* _INPUT DATA_:
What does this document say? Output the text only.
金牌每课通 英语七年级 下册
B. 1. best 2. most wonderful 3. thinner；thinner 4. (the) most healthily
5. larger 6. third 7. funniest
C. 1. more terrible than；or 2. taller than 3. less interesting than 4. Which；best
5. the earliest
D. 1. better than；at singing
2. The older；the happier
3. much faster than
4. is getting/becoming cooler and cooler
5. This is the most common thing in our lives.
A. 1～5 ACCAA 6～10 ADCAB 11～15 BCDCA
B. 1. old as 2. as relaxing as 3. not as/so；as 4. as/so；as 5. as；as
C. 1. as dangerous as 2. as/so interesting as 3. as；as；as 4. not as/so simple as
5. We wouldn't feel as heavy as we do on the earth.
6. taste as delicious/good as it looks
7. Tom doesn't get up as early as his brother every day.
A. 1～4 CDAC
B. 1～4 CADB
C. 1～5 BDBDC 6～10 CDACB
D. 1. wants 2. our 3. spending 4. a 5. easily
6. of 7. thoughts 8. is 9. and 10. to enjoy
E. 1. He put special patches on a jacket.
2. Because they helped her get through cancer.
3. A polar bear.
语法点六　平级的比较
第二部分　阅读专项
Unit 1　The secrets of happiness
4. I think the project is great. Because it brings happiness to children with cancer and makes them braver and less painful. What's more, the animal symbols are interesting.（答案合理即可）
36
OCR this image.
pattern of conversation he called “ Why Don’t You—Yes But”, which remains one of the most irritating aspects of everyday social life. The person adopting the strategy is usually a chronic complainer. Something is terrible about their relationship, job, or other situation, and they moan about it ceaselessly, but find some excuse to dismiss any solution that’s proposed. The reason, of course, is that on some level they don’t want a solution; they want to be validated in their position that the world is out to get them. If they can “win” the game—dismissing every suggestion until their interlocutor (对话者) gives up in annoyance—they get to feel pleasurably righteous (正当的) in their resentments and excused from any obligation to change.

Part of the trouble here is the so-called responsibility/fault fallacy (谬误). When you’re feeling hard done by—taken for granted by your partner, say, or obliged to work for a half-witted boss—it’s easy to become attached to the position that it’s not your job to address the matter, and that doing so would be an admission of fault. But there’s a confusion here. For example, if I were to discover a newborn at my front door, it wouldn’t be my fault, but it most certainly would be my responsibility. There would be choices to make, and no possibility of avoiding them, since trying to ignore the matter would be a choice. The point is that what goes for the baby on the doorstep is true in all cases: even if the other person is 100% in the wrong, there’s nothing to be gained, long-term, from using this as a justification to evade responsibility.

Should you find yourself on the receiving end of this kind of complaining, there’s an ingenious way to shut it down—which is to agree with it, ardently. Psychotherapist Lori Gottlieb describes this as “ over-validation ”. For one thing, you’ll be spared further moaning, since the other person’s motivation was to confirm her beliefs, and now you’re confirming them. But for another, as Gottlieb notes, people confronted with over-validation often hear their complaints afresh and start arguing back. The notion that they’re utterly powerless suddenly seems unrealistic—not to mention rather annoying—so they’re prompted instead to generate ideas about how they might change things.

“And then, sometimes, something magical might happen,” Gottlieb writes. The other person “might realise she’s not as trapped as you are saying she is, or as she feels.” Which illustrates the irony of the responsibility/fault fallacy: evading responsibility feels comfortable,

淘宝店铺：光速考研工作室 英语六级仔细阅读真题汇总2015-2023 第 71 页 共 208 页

* _DIRECTIVE_:
Filter the listing for the word "terrible" and copy every line that holds it.

* _WRITTEN ANSWER_:
C. 1. more terrible than；or 2. taller than 3. less interesting than 4. Which；best
pattern of conversation he called “ Why Don’t You—Yes But”, which remains one of the most irritating aspects of everyday social life. The person adopting the strategy is usually a chronic complainer. Something is terrible about their relationship, job, or other situation, and they moan about it ceaselessly, but find some excuse to dismiss any solution that’s proposed. The reason, of course, is that on some level they don’t want a solution; they want to be validated in their position that the world is out to get them. If they can “win” the game—dismissing every suggestion until their interlocutor (对话者) gives up in annoyance—they get to feel pleasurably righteous (正当的) in their resentments and excused from any obligation to change.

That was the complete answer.